→ **SET PROBLEM**
Pictures in the records should not be copied, but every other part must be repeated exactly.

-------- RECORDS SUPPLIED

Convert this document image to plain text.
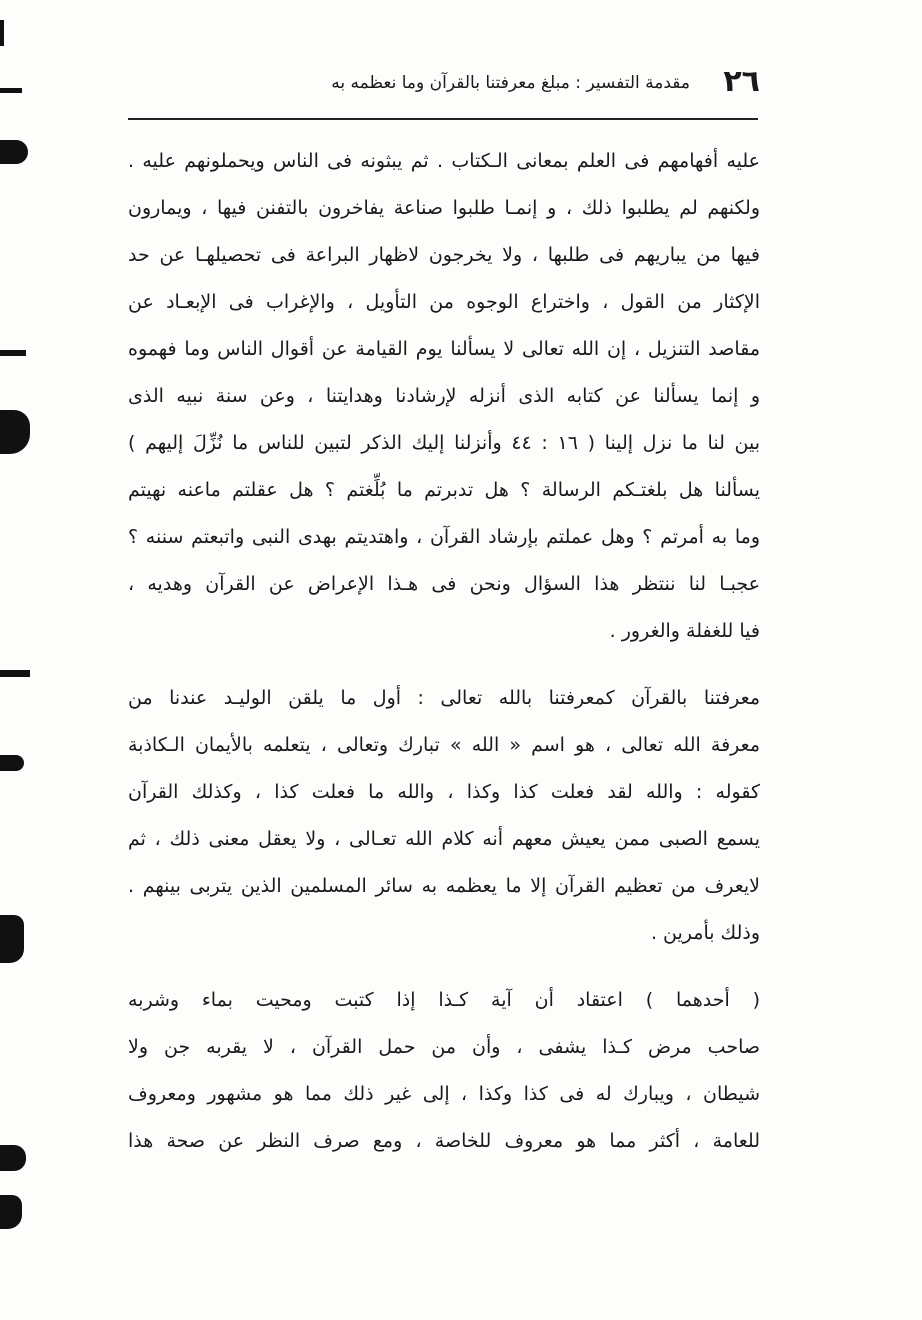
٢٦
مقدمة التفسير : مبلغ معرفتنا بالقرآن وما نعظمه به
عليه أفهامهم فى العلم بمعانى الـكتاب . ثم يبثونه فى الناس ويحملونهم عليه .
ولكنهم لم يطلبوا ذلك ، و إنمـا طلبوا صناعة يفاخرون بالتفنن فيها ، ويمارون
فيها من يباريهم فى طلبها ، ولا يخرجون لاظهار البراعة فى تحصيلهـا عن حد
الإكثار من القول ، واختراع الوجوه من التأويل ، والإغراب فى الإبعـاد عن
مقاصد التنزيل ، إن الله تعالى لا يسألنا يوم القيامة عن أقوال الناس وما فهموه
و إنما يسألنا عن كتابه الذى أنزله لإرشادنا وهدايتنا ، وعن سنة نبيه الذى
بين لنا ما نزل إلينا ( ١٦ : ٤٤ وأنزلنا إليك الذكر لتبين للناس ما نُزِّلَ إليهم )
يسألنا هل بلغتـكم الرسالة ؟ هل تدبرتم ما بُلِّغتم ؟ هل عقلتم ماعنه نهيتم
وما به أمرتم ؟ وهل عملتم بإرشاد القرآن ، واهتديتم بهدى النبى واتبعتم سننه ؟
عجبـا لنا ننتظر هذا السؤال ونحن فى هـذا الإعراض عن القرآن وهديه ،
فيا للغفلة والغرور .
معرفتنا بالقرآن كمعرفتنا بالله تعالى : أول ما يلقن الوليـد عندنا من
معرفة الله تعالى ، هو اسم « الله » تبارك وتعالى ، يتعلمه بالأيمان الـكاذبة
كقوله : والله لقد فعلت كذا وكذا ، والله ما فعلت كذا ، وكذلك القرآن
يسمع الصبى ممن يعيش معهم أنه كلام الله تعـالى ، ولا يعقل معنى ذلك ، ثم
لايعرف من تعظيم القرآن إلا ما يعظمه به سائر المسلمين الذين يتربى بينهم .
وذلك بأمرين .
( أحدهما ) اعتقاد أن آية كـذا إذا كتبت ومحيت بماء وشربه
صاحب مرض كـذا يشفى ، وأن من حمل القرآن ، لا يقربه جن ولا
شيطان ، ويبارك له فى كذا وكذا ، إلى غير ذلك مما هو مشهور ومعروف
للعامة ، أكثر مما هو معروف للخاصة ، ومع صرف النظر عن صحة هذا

----------------

→ **ANSWER TO THE EXERCISE**
Convert this document image to plain text.
٢٦
مقدمة التفسير : مبلغ معرفتنا بالقرآن وما نعظمه به
عليه أفهامهم فى العلم بمعانى الـكتاب . ثم يبثونه فى الناس ويحملونهم عليه .
ولكنهم لم يطلبوا ذلك ، و إنمـا طلبوا صناعة يفاخرون بالتفنن فيها ، ويمارون
فيها من يباريهم فى طلبها ، ولا يخرجون لاظهار البراعة فى تحصيلهـا عن حد
الإكثار من القول ، واختراع الوجوه من التأويل ، والإغراب فى الإبعـاد عن
مقاصد التنزيل ، إن الله تعالى لا يسألنا يوم القيامة عن أقوال الناس وما فهموه
و إنما يسألنا عن كتابه الذى أنزله لإرشادنا وهدايتنا ، وعن سنة نبيه الذى
بين لنا ما نزل إلينا ( ١٦ : ٤٤ وأنزلنا إليك الذكر لتبين للناس ما نُزِّلَ إليهم )
يسألنا هل بلغتـكم الرسالة ؟ هل تدبرتم ما بُلِّغتم ؟ هل عقلتم ماعنه نهيتم
وما به أمرتم ؟ وهل عملتم بإرشاد القرآن ، واهتديتم بهدى النبى واتبعتم سننه ؟
عجبـا لنا ننتظر هذا السؤال ونحن فى هـذا الإعراض عن القرآن وهديه ،
فيا للغفلة والغرور .
معرفتنا بالقرآن كمعرفتنا بالله تعالى : أول ما يلقن الوليـد عندنا من
معرفة الله تعالى ، هو اسم « الله » تبارك وتعالى ، يتعلمه بالأيمان الـكاذبة
كقوله : والله لقد فعلت كذا وكذا ، والله ما فعلت كذا ، وكذلك القرآن
يسمع الصبى ممن يعيش معهم أنه كلام الله تعـالى ، ولا يعقل معنى ذلك ، ثم
لايعرف من تعظيم القرآن إلا ما يعظمه به سائر المسلمين الذين يتربى بينهم .
وذلك بأمرين .
( أحدهما ) اعتقاد أن آية كـذا إذا كتبت ومحيت بماء وشربه
صاحب مرض كـذا يشفى ، وأن من حمل القرآن ، لا يقربه جن ولا
شيطان ، ويبارك له فى كذا وكذا ، إلى غير ذلك مما هو مشهور ومعروف
للعامة ، أكثر مما هو معروف للخاصة ، ومع صرف النظر عن صحة هذا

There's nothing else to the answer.